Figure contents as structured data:

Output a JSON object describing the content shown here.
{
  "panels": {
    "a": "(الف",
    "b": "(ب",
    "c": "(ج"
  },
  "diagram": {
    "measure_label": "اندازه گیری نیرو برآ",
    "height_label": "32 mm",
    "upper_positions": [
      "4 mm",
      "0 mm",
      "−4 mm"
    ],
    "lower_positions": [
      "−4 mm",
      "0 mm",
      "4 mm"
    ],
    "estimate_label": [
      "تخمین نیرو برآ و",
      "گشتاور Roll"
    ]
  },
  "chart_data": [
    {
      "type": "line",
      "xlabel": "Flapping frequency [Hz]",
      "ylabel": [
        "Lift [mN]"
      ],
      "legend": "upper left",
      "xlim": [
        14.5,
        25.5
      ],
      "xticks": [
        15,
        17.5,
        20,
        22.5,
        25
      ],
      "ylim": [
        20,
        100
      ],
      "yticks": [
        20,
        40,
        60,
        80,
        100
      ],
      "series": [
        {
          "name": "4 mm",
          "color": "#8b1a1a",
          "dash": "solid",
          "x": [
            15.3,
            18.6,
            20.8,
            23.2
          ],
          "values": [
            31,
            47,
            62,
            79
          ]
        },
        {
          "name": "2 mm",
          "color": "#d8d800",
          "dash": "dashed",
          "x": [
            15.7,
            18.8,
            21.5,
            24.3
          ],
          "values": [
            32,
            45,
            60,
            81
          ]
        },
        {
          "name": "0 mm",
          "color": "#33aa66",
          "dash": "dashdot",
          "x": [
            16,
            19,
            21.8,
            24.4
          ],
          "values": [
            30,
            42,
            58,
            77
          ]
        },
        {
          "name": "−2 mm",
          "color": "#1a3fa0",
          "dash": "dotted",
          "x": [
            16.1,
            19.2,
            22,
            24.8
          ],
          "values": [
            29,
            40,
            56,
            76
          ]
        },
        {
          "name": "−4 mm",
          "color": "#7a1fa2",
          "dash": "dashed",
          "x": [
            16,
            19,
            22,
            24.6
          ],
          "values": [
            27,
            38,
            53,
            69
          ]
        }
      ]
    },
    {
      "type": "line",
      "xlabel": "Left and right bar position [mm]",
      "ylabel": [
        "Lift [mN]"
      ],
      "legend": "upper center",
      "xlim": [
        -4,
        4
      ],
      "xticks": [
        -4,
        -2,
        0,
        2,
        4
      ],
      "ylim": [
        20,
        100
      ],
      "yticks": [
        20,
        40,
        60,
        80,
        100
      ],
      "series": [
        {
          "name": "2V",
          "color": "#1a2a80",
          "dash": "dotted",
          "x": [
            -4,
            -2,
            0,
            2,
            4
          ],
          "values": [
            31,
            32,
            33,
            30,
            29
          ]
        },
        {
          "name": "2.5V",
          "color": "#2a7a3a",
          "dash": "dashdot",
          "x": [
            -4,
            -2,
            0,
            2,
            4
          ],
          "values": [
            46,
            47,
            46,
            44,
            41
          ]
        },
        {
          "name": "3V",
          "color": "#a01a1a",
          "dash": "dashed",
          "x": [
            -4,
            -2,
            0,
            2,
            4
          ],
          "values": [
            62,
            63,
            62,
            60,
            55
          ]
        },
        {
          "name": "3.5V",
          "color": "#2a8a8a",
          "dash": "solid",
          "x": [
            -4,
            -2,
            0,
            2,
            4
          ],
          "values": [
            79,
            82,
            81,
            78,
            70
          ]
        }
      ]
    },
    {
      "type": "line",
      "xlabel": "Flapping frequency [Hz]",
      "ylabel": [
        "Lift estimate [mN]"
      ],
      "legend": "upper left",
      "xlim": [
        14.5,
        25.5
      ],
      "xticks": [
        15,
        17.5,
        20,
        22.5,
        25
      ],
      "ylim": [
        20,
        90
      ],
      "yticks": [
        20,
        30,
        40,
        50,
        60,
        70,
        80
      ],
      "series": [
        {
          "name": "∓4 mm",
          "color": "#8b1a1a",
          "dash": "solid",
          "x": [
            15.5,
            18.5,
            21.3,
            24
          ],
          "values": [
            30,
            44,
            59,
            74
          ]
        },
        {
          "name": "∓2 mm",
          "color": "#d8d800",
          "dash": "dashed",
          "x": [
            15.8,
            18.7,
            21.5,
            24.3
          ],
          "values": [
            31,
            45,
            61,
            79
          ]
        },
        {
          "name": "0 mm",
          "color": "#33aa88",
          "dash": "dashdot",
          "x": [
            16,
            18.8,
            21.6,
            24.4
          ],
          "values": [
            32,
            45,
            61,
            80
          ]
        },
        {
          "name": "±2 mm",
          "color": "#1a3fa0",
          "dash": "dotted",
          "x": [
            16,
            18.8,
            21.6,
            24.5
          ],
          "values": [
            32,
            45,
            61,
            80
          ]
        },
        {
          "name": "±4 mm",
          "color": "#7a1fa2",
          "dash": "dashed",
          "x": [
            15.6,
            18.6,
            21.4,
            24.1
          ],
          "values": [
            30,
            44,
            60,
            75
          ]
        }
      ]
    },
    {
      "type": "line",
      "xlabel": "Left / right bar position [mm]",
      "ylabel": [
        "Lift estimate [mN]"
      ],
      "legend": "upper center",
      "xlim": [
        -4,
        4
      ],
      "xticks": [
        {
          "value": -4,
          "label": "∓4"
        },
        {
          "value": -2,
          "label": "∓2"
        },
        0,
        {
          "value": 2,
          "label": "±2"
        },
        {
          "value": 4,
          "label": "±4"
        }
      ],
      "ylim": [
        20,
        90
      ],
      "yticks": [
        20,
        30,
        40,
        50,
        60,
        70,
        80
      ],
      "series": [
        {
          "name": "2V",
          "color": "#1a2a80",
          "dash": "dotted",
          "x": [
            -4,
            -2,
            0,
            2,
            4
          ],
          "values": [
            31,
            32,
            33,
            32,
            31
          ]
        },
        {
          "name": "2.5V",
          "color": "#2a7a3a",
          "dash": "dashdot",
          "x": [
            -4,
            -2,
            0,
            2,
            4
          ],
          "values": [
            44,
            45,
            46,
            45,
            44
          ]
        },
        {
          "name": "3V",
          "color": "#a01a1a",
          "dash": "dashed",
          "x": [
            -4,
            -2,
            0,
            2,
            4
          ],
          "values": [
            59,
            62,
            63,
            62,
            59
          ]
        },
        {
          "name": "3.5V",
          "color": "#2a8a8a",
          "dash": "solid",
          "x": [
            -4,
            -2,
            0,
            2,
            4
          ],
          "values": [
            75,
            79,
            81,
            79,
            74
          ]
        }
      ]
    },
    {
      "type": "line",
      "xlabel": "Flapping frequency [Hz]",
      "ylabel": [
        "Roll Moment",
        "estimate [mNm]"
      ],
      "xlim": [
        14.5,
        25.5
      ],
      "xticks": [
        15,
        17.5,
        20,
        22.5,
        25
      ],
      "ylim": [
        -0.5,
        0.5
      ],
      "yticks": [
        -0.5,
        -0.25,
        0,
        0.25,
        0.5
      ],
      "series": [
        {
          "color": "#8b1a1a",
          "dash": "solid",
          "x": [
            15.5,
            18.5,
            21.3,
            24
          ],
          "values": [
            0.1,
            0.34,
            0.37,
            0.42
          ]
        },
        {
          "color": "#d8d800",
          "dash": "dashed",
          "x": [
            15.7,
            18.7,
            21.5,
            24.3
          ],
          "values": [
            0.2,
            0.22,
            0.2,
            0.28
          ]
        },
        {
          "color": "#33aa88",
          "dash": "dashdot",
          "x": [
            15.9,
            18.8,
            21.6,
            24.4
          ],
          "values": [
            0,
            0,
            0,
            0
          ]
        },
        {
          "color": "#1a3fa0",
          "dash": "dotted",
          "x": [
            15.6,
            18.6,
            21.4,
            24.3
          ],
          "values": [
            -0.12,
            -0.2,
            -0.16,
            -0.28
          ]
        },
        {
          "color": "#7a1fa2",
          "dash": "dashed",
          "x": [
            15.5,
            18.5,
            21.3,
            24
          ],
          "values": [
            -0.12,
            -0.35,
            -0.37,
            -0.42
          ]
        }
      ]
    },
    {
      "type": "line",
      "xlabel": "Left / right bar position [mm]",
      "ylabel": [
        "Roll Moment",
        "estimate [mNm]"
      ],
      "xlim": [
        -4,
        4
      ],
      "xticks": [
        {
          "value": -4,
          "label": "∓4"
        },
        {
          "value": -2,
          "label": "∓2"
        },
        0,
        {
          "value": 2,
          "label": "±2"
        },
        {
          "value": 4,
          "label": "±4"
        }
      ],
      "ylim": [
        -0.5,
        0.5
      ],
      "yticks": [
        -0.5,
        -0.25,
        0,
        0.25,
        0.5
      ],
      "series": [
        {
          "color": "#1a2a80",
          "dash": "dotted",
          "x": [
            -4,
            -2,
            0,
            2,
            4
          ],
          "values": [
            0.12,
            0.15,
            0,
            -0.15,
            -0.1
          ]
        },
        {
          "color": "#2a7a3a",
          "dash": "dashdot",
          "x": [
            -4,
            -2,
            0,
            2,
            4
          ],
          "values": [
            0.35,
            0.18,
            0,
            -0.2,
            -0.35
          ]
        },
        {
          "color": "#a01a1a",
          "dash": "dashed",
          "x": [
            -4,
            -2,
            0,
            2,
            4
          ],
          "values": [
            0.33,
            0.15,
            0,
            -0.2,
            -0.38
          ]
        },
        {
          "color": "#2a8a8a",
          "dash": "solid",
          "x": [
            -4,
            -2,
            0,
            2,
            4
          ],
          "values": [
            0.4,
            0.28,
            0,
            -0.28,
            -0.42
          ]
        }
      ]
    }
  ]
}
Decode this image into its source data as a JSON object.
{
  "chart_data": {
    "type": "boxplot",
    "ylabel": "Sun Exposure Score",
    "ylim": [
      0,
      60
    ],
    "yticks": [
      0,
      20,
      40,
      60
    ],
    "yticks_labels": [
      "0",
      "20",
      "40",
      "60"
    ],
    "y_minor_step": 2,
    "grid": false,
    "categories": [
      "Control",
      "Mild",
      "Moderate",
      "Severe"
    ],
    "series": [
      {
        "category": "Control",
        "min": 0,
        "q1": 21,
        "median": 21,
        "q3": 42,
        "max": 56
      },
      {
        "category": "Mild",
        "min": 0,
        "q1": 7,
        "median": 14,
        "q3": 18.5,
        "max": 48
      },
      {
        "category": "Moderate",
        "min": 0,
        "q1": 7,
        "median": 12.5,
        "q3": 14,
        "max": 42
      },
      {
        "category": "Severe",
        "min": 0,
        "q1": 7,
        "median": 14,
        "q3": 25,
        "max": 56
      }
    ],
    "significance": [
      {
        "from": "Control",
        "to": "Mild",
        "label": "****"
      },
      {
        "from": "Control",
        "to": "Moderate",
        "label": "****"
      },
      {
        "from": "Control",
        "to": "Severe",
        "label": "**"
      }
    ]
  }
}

Description of the task.
Print nothing but the lines from the line with "Decode this image" to the last line of the records above. Both of those lines count.

Reply.
Decode this image into its source data as a JSON object.
{
  "chart_data": {
    "type": "boxplot",
    "ylabel": "Sun Exposure Score",
    "ylim": [
      0,
      60
    ],
    "yticks": [
      0,
      20,
      40,
      60
    ],
    "yticks_labels": [
      "0",
      "20",
      "40",
      "60"
    ],
    "y_minor_step": 2,
    "grid": false,
    "categories": [
      "Control",
      "Mild",
      "Moderate",
      "Severe"
    ],
    "series": [
      {
        "category": "Control",
        "min": 0,
        "q1": 21,
        "median": 21,
        "q3": 42,
        "max": 56
      },
      {
        "category": "Mild",
        "min": 0,
        "q1": 7,
        "median": 14,
        "q3": 18.5,
        "max": 48
      },
      {
        "category": "Moderate",
        "min": 0,
        "q1": 7,
        "median": 12.5,
        "q3": 14,
        "max": 42
      },
      {
        "category": "Severe",
        "min": 0,
        "q1": 7,
        "median": 14,
        "q3": 25,
        "max": 56
      }
    ],
    "significance": [
      {
        "from": "Control",
        "to": "Mild",
        "label": "****"
      },
      {
        "from": "Control",
        "to": "Moderate",
        "label": "****"
      },
      {
        "from": "Control",
        "to": "Severe",
        "label": "**"
      }
    ]
  }
}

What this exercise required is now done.